Provide only the number of lines in the data below that contain the string "JSON".

[Figure contents as structured data]
— Begin —

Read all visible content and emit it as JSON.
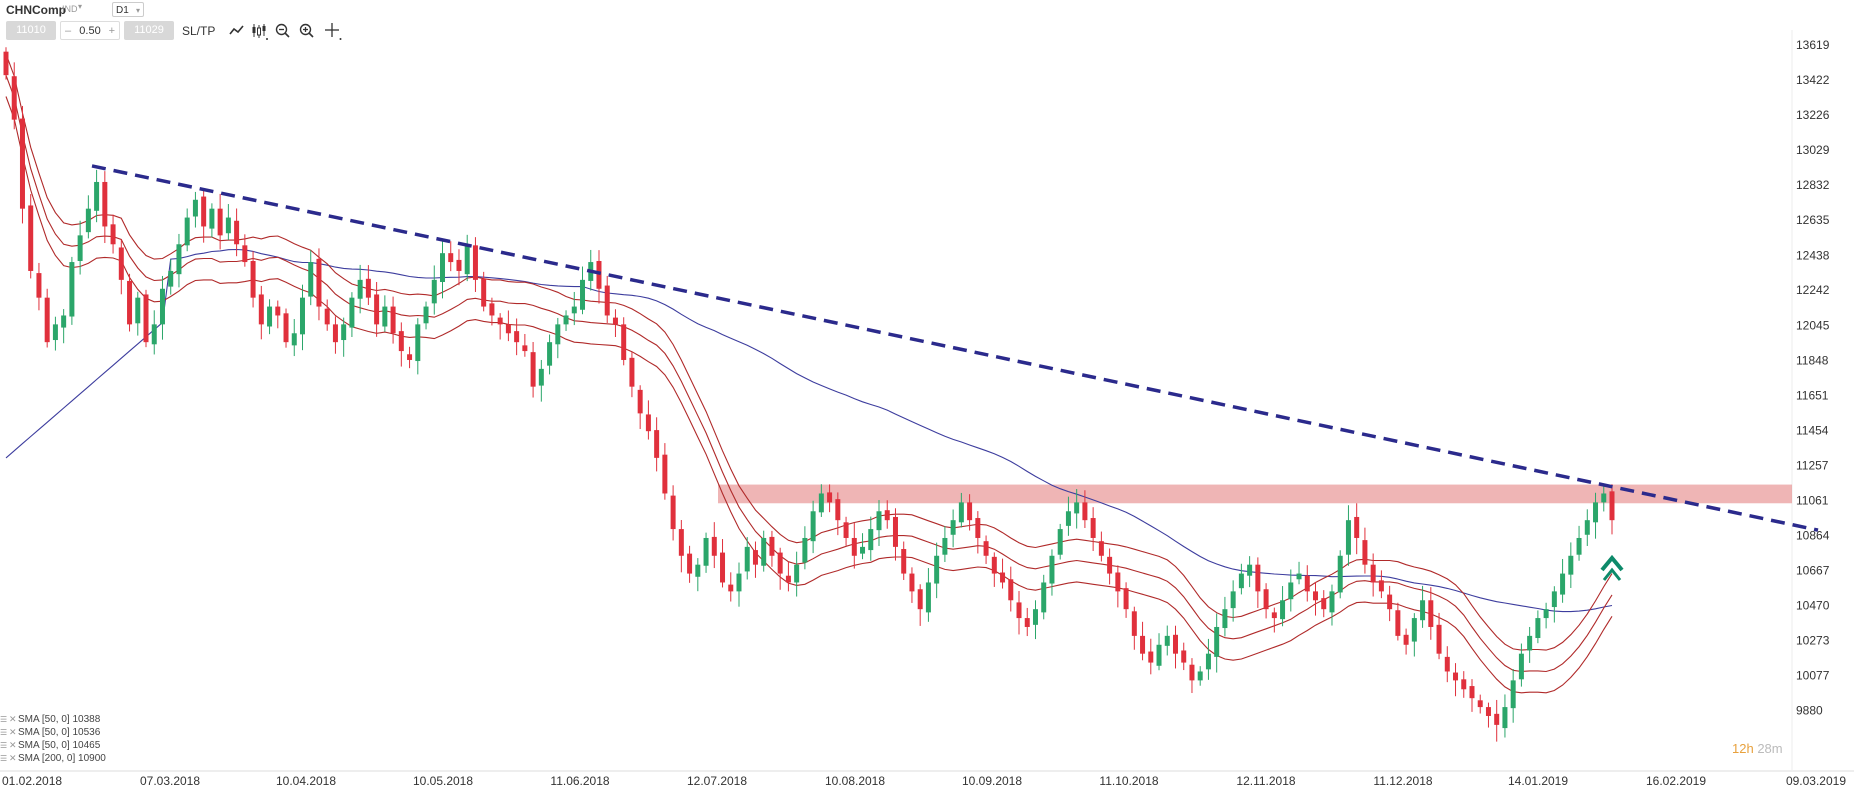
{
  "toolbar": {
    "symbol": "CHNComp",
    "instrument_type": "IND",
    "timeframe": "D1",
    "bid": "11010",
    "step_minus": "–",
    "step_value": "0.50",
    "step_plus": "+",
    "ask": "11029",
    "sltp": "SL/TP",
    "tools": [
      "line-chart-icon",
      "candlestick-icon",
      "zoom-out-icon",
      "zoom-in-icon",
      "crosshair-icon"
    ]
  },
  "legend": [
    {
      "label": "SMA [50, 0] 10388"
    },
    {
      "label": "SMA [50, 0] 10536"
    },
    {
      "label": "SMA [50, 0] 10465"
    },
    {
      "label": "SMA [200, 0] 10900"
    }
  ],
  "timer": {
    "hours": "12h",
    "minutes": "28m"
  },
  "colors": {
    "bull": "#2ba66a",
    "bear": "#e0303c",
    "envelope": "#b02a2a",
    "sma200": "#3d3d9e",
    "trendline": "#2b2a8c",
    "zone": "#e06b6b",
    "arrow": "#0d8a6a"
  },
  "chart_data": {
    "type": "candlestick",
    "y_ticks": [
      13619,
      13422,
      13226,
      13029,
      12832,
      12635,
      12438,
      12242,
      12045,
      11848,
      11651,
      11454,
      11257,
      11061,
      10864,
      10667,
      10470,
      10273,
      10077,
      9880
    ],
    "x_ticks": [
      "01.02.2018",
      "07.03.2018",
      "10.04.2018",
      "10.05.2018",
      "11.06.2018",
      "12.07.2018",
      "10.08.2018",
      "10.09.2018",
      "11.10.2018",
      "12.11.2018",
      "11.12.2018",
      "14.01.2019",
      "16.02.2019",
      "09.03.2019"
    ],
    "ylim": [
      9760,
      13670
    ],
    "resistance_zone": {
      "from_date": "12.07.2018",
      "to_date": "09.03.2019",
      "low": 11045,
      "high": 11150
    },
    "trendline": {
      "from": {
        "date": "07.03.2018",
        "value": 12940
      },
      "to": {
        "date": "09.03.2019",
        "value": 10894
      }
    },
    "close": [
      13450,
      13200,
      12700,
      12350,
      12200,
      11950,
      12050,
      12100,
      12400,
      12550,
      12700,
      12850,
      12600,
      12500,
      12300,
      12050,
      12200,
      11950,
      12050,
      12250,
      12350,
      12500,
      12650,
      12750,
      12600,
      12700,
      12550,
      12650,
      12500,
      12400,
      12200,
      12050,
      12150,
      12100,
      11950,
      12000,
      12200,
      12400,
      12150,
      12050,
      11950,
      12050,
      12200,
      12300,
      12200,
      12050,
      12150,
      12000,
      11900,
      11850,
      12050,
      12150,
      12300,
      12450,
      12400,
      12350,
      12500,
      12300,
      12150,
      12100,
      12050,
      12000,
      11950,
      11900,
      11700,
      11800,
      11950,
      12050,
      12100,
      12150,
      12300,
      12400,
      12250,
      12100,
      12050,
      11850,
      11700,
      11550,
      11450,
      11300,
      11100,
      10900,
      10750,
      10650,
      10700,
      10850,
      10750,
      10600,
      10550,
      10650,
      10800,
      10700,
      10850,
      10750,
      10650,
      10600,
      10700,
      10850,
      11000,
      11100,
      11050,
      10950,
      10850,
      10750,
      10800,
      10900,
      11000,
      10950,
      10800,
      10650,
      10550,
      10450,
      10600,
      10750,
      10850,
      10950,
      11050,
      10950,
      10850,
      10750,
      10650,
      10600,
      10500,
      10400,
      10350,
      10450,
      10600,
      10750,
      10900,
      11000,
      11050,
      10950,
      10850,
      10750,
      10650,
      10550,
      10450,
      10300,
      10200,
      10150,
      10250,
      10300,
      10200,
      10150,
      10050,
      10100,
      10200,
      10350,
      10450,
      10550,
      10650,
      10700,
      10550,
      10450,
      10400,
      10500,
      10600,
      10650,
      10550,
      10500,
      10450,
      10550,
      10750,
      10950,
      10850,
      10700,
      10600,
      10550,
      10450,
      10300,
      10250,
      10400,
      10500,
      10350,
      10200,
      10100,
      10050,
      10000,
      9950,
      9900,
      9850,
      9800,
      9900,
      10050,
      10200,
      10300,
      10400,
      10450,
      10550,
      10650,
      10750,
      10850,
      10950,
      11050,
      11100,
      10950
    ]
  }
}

— End —
— Begin —

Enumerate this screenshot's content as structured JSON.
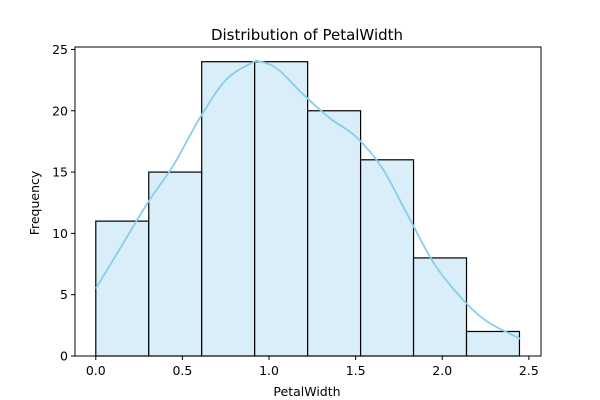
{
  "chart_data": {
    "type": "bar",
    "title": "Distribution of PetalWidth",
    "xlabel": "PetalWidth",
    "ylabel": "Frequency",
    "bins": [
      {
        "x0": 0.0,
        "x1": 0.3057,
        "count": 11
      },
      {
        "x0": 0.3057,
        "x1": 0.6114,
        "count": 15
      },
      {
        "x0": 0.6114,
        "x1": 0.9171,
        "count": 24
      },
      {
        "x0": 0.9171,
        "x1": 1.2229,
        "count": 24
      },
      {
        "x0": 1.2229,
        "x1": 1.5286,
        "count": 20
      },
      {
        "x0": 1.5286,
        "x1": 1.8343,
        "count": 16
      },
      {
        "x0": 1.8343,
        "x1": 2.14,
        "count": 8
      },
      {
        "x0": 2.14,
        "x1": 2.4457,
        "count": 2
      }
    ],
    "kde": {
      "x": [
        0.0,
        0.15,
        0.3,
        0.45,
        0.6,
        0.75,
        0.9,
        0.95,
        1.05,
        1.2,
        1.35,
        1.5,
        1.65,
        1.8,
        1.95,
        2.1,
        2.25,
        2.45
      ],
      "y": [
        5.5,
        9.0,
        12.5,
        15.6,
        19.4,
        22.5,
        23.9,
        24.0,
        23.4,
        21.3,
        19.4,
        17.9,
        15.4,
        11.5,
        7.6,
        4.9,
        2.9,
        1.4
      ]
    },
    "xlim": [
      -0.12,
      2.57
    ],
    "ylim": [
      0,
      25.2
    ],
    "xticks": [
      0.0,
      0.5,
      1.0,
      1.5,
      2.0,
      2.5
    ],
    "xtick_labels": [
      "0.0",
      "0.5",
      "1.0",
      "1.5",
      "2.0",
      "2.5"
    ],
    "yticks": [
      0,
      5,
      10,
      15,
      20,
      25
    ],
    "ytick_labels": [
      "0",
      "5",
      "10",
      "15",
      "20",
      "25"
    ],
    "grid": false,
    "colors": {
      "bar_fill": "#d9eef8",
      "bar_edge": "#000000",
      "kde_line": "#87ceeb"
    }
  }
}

— End —

• _EXERCISE RESPONSE_
2